Your task:
Copy, from the entries below, each line in which the string "that" appears.

Task inputs:

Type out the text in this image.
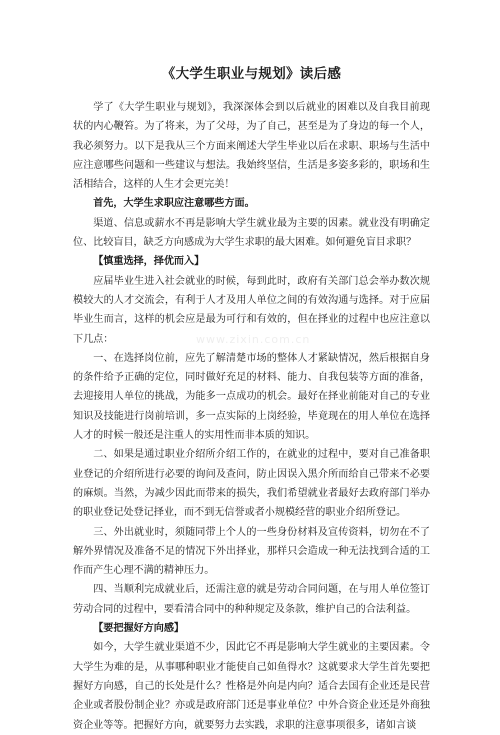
《大学生职业与规划》读后感

学了《大学生职业与规划》，我深深体会到以后就业的困难以及自我目前现状的内心鞭笞。为了将来，为了父母，为了自己，甚至是为了身边的每一个人，我必须努力。以下是我从三个方面来阐述大学生毕业以后在求职、职场与生活中应注意哪些问题和一些建议与想法。我始终坚信，生活是多姿多彩的，职场和生活相结合，这样的人生才会更完美！

首先，大学生求职应注意哪些方面。

渠道、信息或薪水不再是影响大学生就业最为主要的因素。就业没有明确定位、比较盲目，缺乏方向感成为大学生求职的最大困难。如何避免盲目求职？

【慎重选择，择优而入】

应届毕业生进入社会就业的时候，每到此时，政府有关部门总会举办数次规模较大的人才交流会，有利于人才及用人单位之间的有效沟通与选择。对于应届毕业生而言，这样的机会应是最为可行和有效的，但在择业的过程中也应注意以下几点：

一、在选择岗位前，应先了解清楚市场的整体人才紧缺情况，然后根据自身的条件给予正确的定位，同时做好充足的材料、能力、自我包装等方面的准备，去迎接用人单位的挑战，为能多一点成功的机会。最好在择业前能对自己的专业知识及技能进行岗前培训，多一点实际的上岗经验，毕竟现在的用人单位在选择人才的时候一般还是注重人的实用性而非本质的知识。

二、如果是通过职业介绍所介绍工作的，在就业的过程中，要对自己准备职业登记的介绍所进行必要的询问及查问，防止因误入黑介所而给自己带来不必要的麻烦。当然，为减少因此而带来的损失，我们希望就业者最好去政府部门举办的职业登记处登记择业，而不到无信誉或者小规模经营的职业介绍所登记。

三、外出就业时，须随同带上个人的一些身份材料及宣传资料，切勿在不了解外界情况及准备不足的情况下外出择业，那样只会造成一种无法找到合适的工作而产生心理不满的精神压力。

四、当顺利完成就业后，还需注意的就是劳动合同问题，在与用人单位签订劳动合同的过程中，要看清合同中的种种规定及条款，维护自己的合法利益。

【要把握好方向感】

如今，大学生就业渠道不少，因此它不再是影响大学生就业的主要因素。令大学生为难的是，从事哪种职业才能使自己如鱼得水？这就要求大学生首先要把握好方向感，自己的长处是什么？性格是外向是内向？适合去国有企业还是民营企业或者股份制企业？亦或是政府部门还是事业单位？中外合资企业还是外商独资企业等等。把握好方向，就要努力去实践，求职的注意事项很多，诸如言谈

www.zixin.com.cn
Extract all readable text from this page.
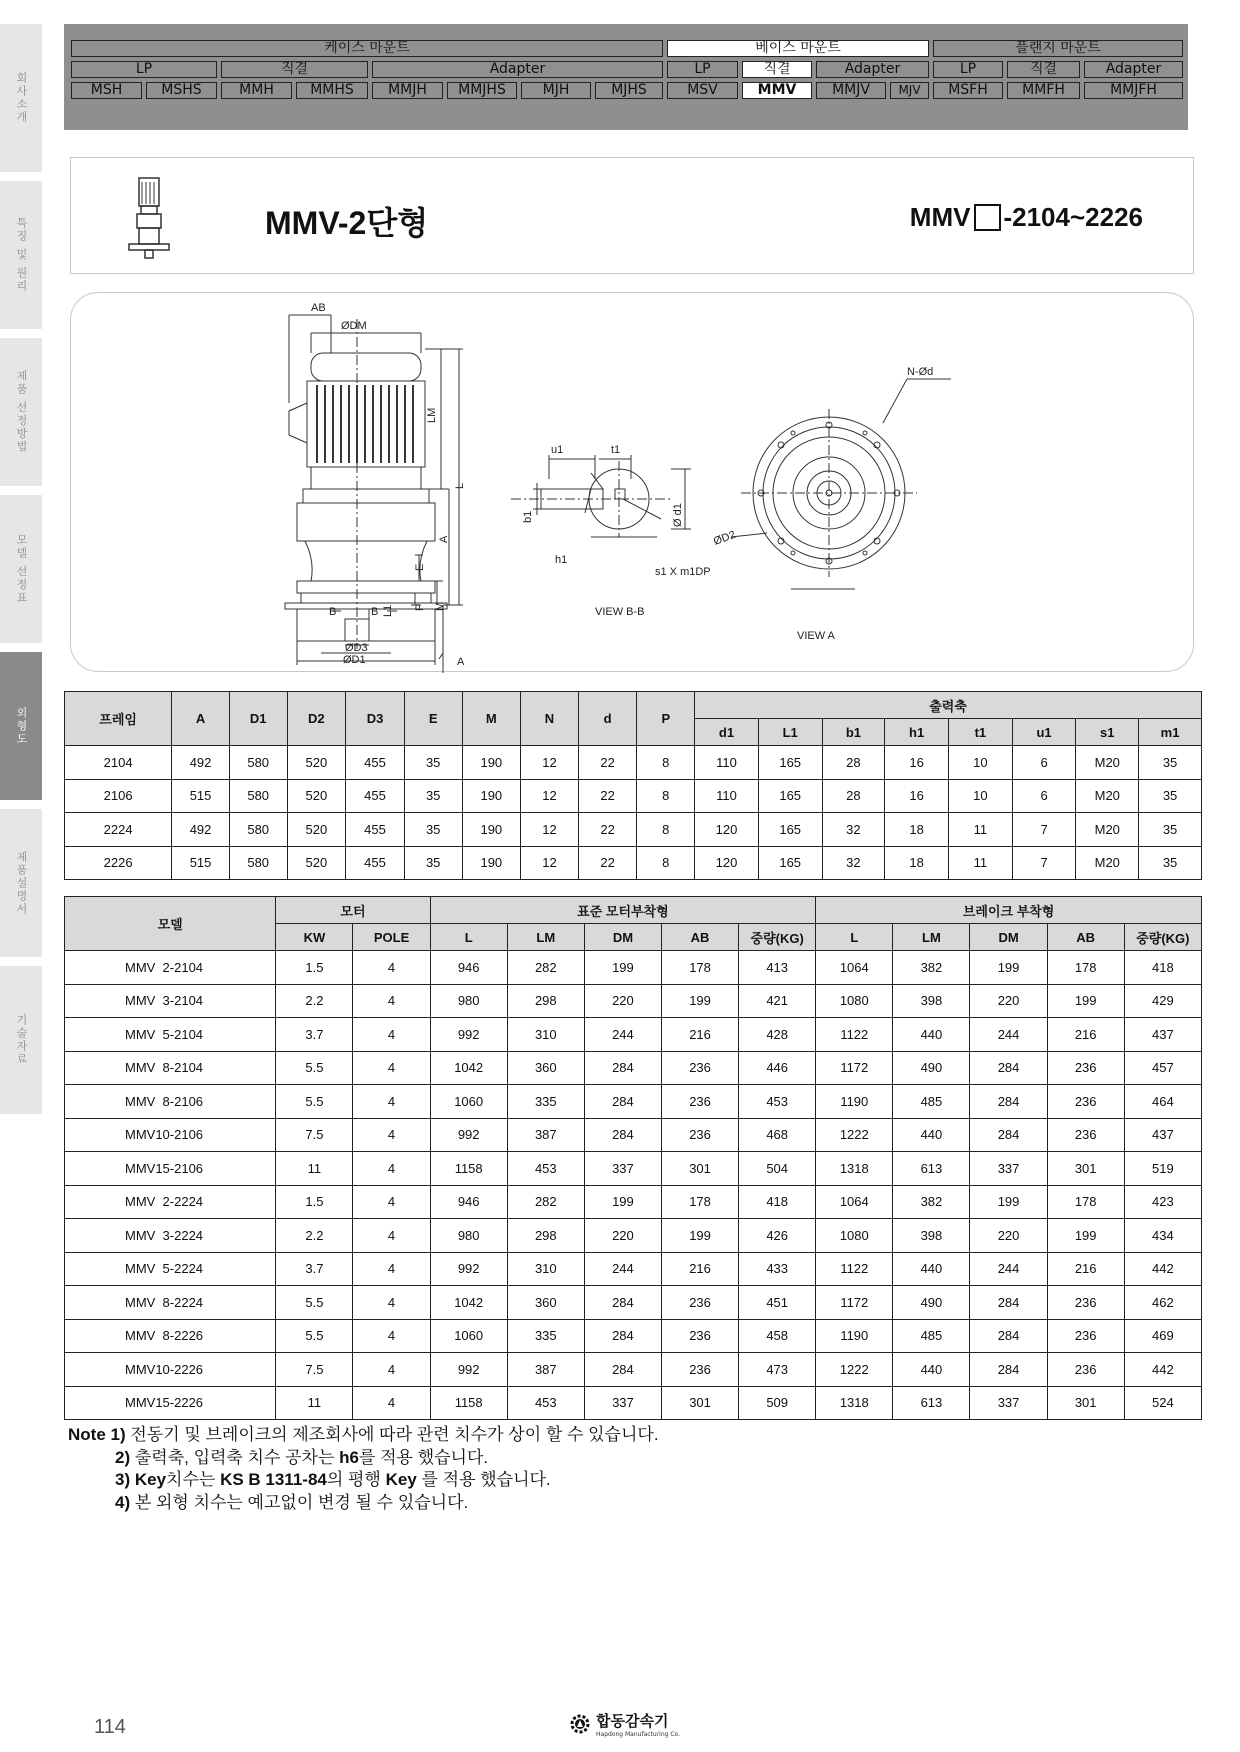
회사소개
특징 및 원리
제품 선정방법
모델 선정표
외형도
제품설명서
기술자료
케이스 마운트	베이스 마운트	플랜지 마운트
LP	직결	Adapter	LP	직결	Adapter	LP	직결	Adapter
MSH	MSHS	MMH	MMHS	MMJH	MMJHS	MJH	MJHS	MSV	MMV	MMJV	MJV	MSFH	MMFH	MMJFH
MMV-2단형	MMV -2104~2226
AB
ØDM
LM
L
A
E
P M
L1
B	B
ØD3
ØD1	A
u1	t1
b1	Ø d1
h1
s1 X m1DP
VIEW B-B
N-Ød
ØD2
VIEW A
프레임	A	D1	D2	D3	E	M	N	d	P	출력축							
										d1	L1	b1	h1	t1	u1	s1	m1
2104	492	580	520	455	35	190	12	22	8	110	165	28	16	10	6	M20	35
2106	515	580	520	455	35	190	12	22	8	110	165	28	16	10	6	M20	35
2224	492	580	520	455	35	190	12	22	8	120	165	32	18	11	7	M20	35
2226	515	580	520	455	35	190	12	22	8	120	165	32	18	11	7	M20	35
모델	모터		표준 모터부착형					브레이크 부착형				
	KW	POLE	L	LM	DM	AB	중량(KG)	L	LM	DM	AB	중량(KG)
MMV  2-2104	1.5	4	946	282	199	178	413	1064	382	199	178	418
MMV  3-2104	2.2	4	980	298	220	199	421	1080	398	220	199	429
MMV  5-2104	3.7	4	992	310	244	216	428	1122	440	244	216	437
MMV  8-2104	5.5	4	1042	360	284	236	446	1172	490	284	236	457
MMV  8-2106	5.5	4	1060	335	284	236	453	1190	485	284	236	464
MMV10-2106	7.5	4	992	387	284	236	468	1222	440	284	236	437
MMV15-2106	11	4	1158	453	337	301	504	1318	613	337	301	519
MMV  2-2224	1.5	4	946	282	199	178	418	1064	382	199	178	423
MMV  3-2224	2.2	4	980	298	220	199	426	1080	398	220	199	434
MMV  5-2224	3.7	4	992	310	244	216	433	1122	440	244	216	442
MMV  8-2224	5.5	4	1042	360	284	236	451	1172	490	284	236	462
MMV  8-2226	5.5	4	1060	335	284	236	458	1190	485	284	236	469
MMV10-2226	7.5	4	992	387	284	236	473	1222	440	284	236	442
MMV15-2226	11	4	1158	453	337	301	509	1318	613	337	301	524
Note 1) 전동기 및 브레이크의 제조회사에 따라 관련 치수가 상이 할 수 있습니다.
2) 출력축, 입력축 치수 공차는 h6를 적용 했습니다.
3) Key치수는 KS B 1311-84의 평행 Key 를 적용 했습니다.
4) 본 외형 치수는 예고없이 변경 될 수 있습니다.
114	합동감속기
Hapdong Manufacturing Co.
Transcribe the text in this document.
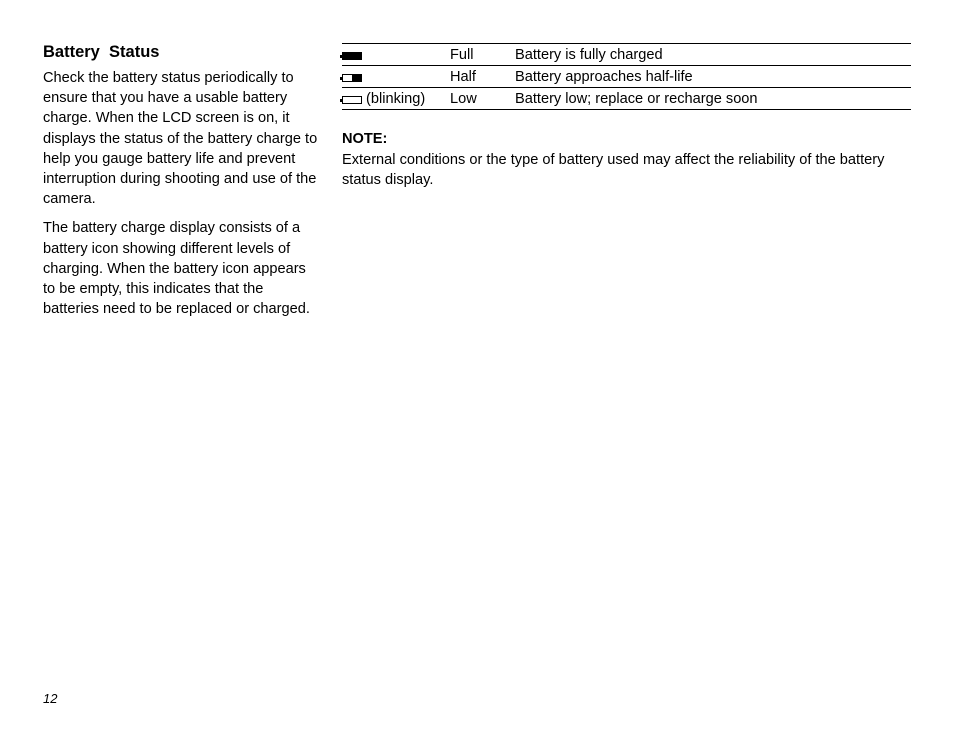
Battery  Status

Check the battery status periodically to ensure that you have a usable battery charge. When the LCD screen is on, it displays the status of the battery charge to help you gauge battery life and prevent interruption during shooting and use of the camera.

The battery charge display consists of a battery icon showing different levels of charging. When the battery icon appears to be empty, this indicates that the batteries need to be replaced or charged.

	Full	Battery is fully charged

	Half	Battery approaches half-life

(blinking)	Low	Battery low; replace or recharge soon
NOTE:

External conditions or the type of battery used may affect the reliability of the battery status display.

12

Complete output:
Check the battery status periodically to ensure that you have a usable battery charge. When the LCD screen is on, it displays the status of the battery charge to help you gauge battery life and prevent interruption during shooting and use of the camera.
The battery charge display consists of a battery icon showing different levels of charging. When the battery icon appears to be empty, this indicates that the batteries need to be replaced or charged.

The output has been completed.